▸ **WRITTEN REQUEST**:
Copy out all of the material, matching it word for word.

▸ **Data records**:
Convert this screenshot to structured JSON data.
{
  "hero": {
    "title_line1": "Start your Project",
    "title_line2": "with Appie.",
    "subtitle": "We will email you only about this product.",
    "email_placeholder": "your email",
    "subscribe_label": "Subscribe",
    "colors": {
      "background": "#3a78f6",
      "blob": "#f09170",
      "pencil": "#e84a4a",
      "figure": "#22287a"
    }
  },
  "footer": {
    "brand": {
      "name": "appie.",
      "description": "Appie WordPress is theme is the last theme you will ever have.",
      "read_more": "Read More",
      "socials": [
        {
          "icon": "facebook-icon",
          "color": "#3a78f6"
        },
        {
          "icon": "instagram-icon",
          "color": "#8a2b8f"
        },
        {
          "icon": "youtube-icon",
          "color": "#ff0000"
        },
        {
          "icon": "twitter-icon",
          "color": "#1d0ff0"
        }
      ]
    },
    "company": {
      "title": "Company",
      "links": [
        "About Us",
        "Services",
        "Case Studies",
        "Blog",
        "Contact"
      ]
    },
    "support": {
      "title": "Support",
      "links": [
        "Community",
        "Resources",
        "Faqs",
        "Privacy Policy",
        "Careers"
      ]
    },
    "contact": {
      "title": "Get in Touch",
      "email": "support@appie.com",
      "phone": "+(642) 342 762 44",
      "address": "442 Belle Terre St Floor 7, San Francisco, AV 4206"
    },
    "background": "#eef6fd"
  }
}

▸ **RESULT OF THIS EXERCISE**:
Convert this screenshot to structured JSON data.
{
  "hero": {
    "title_line1": "Start your Project",
    "title_line2": "with Appie.",
    "subtitle": "We will email you only about this product.",
    "email_placeholder": "your email",
    "subscribe_label": "Subscribe",
    "colors": {
      "background": "#3a78f6",
      "blob": "#f09170",
      "pencil": "#e84a4a",
      "figure": "#22287a"
    }
  },
  "footer": {
    "brand": {
      "name": "appie.",
      "description": "Appie WordPress is theme is the last theme you will ever have.",
      "read_more": "Read More",
      "socials": [
        {
          "icon": "facebook-icon",
          "color": "#3a78f6"
        },
        {
          "icon": "instagram-icon",
          "color": "#8a2b8f"
        },
        {
          "icon": "youtube-icon",
          "color": "#ff0000"
        },
        {
          "icon": "twitter-icon",
          "color": "#1d0ff0"
        }
      ]
    },
    "company": {
      "title": "Company",
      "links": [
        "About Us",
        "Services",
        "Case Studies",
        "Blog",
        "Contact"
      ]
    },
    "support": {
      "title": "Support",
      "links": [
        "Community",
        "Resources",
        "Faqs",
        "Privacy Policy",
        "Careers"
      ]
    },
    "contact": {
      "title": "Get in Touch",
      "email": "support@appie.com",
      "phone": "+(642) 342 762 44",
      "address": "442 Belle Terre St Floor 7, San Francisco, AV 4206"
    },
    "background": "#eef6fd"
  }
}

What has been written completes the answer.